- Goal of the exercise: Return all of the entries exactly, with nothing added or left out.

- Exercise materials:
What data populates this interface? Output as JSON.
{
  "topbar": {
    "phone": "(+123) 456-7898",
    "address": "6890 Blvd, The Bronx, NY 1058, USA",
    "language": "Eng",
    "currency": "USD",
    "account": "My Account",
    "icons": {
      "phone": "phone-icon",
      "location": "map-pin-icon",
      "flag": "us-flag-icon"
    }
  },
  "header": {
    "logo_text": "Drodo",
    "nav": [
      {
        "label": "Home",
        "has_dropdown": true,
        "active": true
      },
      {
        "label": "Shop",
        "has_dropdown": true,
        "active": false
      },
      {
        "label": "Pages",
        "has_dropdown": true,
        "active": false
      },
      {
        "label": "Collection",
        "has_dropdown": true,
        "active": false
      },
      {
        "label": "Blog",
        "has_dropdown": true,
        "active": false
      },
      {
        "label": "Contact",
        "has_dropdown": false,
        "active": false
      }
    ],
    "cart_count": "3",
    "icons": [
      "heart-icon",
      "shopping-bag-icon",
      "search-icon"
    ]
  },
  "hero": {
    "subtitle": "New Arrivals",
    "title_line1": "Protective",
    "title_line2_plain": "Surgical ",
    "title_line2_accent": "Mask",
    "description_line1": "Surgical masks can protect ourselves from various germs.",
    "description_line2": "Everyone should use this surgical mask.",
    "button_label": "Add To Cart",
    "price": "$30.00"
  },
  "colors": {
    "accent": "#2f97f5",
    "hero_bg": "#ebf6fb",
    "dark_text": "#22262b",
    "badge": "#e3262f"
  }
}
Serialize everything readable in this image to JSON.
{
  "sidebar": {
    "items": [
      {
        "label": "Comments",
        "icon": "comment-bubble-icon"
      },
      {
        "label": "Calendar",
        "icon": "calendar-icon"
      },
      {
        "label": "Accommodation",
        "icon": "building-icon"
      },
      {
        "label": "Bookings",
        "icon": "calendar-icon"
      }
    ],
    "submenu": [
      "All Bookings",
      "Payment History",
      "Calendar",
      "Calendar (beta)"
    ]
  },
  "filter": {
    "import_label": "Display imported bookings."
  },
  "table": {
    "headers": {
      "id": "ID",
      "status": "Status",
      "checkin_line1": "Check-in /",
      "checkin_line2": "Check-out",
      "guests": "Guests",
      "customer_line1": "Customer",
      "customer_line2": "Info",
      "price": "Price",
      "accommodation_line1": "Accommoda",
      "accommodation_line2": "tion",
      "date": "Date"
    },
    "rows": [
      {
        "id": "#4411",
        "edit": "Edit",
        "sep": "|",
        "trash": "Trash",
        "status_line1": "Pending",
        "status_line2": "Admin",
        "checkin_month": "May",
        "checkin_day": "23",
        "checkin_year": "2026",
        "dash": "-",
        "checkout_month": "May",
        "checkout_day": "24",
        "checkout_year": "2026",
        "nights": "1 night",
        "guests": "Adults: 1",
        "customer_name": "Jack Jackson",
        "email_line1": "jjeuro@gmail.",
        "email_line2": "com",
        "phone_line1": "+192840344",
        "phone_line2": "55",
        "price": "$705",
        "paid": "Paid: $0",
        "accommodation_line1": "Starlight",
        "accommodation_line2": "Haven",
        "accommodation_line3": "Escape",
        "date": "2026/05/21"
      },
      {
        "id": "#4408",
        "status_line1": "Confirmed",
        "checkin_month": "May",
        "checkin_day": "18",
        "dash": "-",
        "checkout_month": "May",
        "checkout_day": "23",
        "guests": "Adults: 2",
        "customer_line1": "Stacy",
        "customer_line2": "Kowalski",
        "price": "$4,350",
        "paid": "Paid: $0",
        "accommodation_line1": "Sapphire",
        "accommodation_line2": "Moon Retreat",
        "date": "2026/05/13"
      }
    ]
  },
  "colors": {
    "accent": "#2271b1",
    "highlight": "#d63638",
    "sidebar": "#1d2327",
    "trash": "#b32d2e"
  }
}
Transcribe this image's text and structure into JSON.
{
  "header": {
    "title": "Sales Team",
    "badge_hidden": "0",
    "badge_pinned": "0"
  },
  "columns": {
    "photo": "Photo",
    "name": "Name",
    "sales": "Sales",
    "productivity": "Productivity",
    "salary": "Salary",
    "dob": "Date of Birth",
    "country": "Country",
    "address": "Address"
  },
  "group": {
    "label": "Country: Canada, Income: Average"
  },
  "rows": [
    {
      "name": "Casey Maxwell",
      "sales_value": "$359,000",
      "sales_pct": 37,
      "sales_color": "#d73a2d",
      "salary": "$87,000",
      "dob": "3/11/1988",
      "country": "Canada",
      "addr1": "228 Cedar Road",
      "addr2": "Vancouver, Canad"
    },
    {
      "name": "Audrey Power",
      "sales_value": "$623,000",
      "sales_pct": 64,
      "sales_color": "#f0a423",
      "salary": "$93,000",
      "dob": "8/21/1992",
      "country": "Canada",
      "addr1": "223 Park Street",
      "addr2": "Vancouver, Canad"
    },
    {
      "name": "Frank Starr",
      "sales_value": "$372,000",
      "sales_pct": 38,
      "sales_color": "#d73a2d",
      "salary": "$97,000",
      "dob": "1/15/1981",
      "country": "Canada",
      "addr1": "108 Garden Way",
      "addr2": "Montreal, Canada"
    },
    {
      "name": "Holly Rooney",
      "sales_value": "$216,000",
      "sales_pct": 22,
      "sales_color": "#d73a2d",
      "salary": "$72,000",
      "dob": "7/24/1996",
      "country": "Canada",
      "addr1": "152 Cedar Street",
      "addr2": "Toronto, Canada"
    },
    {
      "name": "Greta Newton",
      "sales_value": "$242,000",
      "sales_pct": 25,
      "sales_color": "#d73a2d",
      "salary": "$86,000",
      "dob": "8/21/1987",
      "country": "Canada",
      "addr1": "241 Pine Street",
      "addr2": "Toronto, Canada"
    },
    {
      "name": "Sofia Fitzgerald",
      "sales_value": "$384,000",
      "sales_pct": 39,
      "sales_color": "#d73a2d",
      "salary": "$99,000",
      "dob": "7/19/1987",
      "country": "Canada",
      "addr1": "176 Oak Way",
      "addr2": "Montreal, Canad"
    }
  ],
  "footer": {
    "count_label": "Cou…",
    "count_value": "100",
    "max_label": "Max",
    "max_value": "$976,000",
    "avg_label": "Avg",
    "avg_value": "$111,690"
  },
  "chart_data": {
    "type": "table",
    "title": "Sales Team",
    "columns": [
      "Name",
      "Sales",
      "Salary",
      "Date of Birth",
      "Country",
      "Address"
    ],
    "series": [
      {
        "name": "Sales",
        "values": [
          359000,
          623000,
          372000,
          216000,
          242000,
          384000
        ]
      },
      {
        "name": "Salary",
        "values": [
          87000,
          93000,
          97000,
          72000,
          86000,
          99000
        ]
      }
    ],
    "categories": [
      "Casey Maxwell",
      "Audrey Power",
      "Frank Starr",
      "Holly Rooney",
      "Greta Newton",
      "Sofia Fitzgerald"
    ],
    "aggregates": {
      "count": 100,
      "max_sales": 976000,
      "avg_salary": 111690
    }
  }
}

- Task solution:
What data populates this interface? Output as JSON.
{
  "topbar": {
    "phone": "(+123) 456-7898",
    "address": "6890 Blvd, The Bronx, NY 1058, USA",
    "language": "Eng",
    "currency": "USD",
    "account": "My Account",
    "icons": {
      "phone": "phone-icon",
      "location": "map-pin-icon",
      "flag": "us-flag-icon"
    }
  },
  "header": {
    "logo_text": "Drodo",
    "nav": [
      {
        "label": "Home",
        "has_dropdown": true,
        "active": true
      },
      {
        "label": "Shop",
        "has_dropdown": true,
        "active": false
      },
      {
        "label": "Pages",
        "has_dropdown": true,
        "active": false
      },
      {
        "label": "Collection",
        "has_dropdown": true,
        "active": false
      },
      {
        "label": "Blog",
        "has_dropdown": true,
        "active": false
      },
      {
        "label": "Contact",
        "has_dropdown": false,
        "active": false
      }
    ],
    "cart_count": "3",
    "icons": [
      "heart-icon",
      "shopping-bag-icon",
      "search-icon"
    ]
  },
  "hero": {
    "subtitle": "New Arrivals",
    "title_line1": "Protective",
    "title_line2_plain": "Surgical ",
    "title_line2_accent": "Mask",
    "description_line1": "Surgical masks can protect ourselves from various germs.",
    "description_line2": "Everyone should use this surgical mask.",
    "button_label": "Add To Cart",
    "price": "$30.00"
  },
  "colors": {
    "accent": "#2f97f5",
    "hero_bg": "#ebf6fb",
    "dark_text": "#22262b",
    "badge": "#e3262f"
  }
}
Serialize everything readable in this image to JSON.
{
  "sidebar": {
    "items": [
      {
        "label": "Comments",
        "icon": "comment-bubble-icon"
      },
      {
        "label": "Calendar",
        "icon": "calendar-icon"
      },
      {
        "label": "Accommodation",
        "icon": "building-icon"
      },
      {
        "label": "Bookings",
        "icon": "calendar-icon"
      }
    ],
    "submenu": [
      "All Bookings",
      "Payment History",
      "Calendar",
      "Calendar (beta)"
    ]
  },
  "filter": {
    "import_label": "Display imported bookings."
  },
  "table": {
    "headers": {
      "id": "ID",
      "status": "Status",
      "checkin_line1": "Check-in /",
      "checkin_line2": "Check-out",
      "guests": "Guests",
      "customer_line1": "Customer",
      "customer_line2": "Info",
      "price": "Price",
      "accommodation_line1": "Accommoda",
      "accommodation_line2": "tion",
      "date": "Date"
    },
    "rows": [
      {
        "id": "#4411",
        "edit": "Edit",
        "sep": "|",
        "trash": "Trash",
        "status_line1": "Pending",
        "status_line2": "Admin",
        "checkin_month": "May",
        "checkin_day": "23",
        "checkin_year": "2026",
        "dash": "-",
        "checkout_month": "May",
        "checkout_day": "24",
        "checkout_year": "2026",
        "nights": "1 night",
        "guests": "Adults: 1",
        "customer_name": "Jack Jackson",
        "email_line1": "jjeuro@gmail.",
        "email_line2": "com",
        "phone_line1": "+192840344",
        "phone_line2": "55",
        "price": "$705",
        "paid": "Paid: $0",
        "accommodation_line1": "Starlight",
        "accommodation_line2": "Haven",
        "accommodation_line3": "Escape",
        "date": "2026/05/21"
      },
      {
        "id": "#4408",
        "status_line1": "Confirmed",
        "checkin_month": "May",
        "checkin_day": "18",
        "dash": "-",
        "checkout_month": "May",
        "checkout_day": "23",
        "guests": "Adults: 2",
        "customer_line1": "Stacy",
        "customer_line2": "Kowalski",
        "price": "$4,350",
        "paid": "Paid: $0",
        "accommodation_line1": "Sapphire",
        "accommodation_line2": "Moon Retreat",
        "date": "2026/05/13"
      }
    ]
  },
  "colors": {
    "accent": "#2271b1",
    "highlight": "#d63638",
    "sidebar": "#1d2327",
    "trash": "#b32d2e"
  }
}
Transcribe this image's text and structure into JSON.
{
  "header": {
    "title": "Sales Team",
    "badge_hidden": "0",
    "badge_pinned": "0"
  },
  "columns": {
    "photo": "Photo",
    "name": "Name",
    "sales": "Sales",
    "productivity": "Productivity",
    "salary": "Salary",
    "dob": "Date of Birth",
    "country": "Country",
    "address": "Address"
  },
  "group": {
    "label": "Country: Canada, Income: Average"
  },
  "rows": [
    {
      "name": "Casey Maxwell",
      "sales_value": "$359,000",
      "sales_pct": 37,
      "sales_color": "#d73a2d",
      "salary": "$87,000",
      "dob": "3/11/1988",
      "country": "Canada",
      "addr1": "228 Cedar Road",
      "addr2": "Vancouver, Canad"
    },
    {
      "name": "Audrey Power",
      "sales_value": "$623,000",
      "sales_pct": 64,
      "sales_color": "#f0a423",
      "salary": "$93,000",
      "dob": "8/21/1992",
      "country": "Canada",
      "addr1": "223 Park Street",
      "addr2": "Vancouver, Canad"
    },
    {
      "name": "Frank Starr",
      "sales_value": "$372,000",
      "sales_pct": 38,
      "sales_color": "#d73a2d",
      "salary": "$97,000",
      "dob": "1/15/1981",
      "country": "Canada",
      "addr1": "108 Garden Way",
      "addr2": "Montreal, Canada"
    },
    {
      "name": "Holly Rooney",
      "sales_value": "$216,000",
      "sales_pct": 22,
      "sales_color": "#d73a2d",
      "salary": "$72,000",
      "dob": "7/24/1996",
      "country": "Canada",
      "addr1": "152 Cedar Street",
      "addr2": "Toronto, Canada"
    },
    {
      "name": "Greta Newton",
      "sales_value": "$242,000",
      "sales_pct": 25,
      "sales_color": "#d73a2d",
      "salary": "$86,000",
      "dob": "8/21/1987",
      "country": "Canada",
      "addr1": "241 Pine Street",
      "addr2": "Toronto, Canada"
    },
    {
      "name": "Sofia Fitzgerald",
      "sales_value": "$384,000",
      "sales_pct": 39,
      "sales_color": "#d73a2d",
      "salary": "$99,000",
      "dob": "7/19/1987",
      "country": "Canada",
      "addr1": "176 Oak Way",
      "addr2": "Montreal, Canad"
    }
  ],
  "footer": {
    "count_label": "Cou…",
    "count_value": "100",
    "max_label": "Max",
    "max_value": "$976,000",
    "avg_label": "Avg",
    "avg_value": "$111,690"
  },
  "chart_data": {
    "type": "table",
    "title": "Sales Team",
    "columns": [
      "Name",
      "Sales",
      "Salary",
      "Date of Birth",
      "Country",
      "Address"
    ],
    "series": [
      {
        "name": "Sales",
        "values": [
          359000,
          623000,
          372000,
          216000,
          242000,
          384000
        ]
      },
      {
        "name": "Salary",
        "values": [
          87000,
          93000,
          97000,
          72000,
          86000,
          99000
        ]
      }
    ],
    "categories": [
      "Casey Maxwell",
      "Audrey Power",
      "Frank Starr",
      "Holly Rooney",
      "Greta Newton",
      "Sofia Fitzgerald"
    ],
    "aggregates": {
      "count": 100,
      "max_sales": 976000,
      "avg_salary": 111690
    }
  }
}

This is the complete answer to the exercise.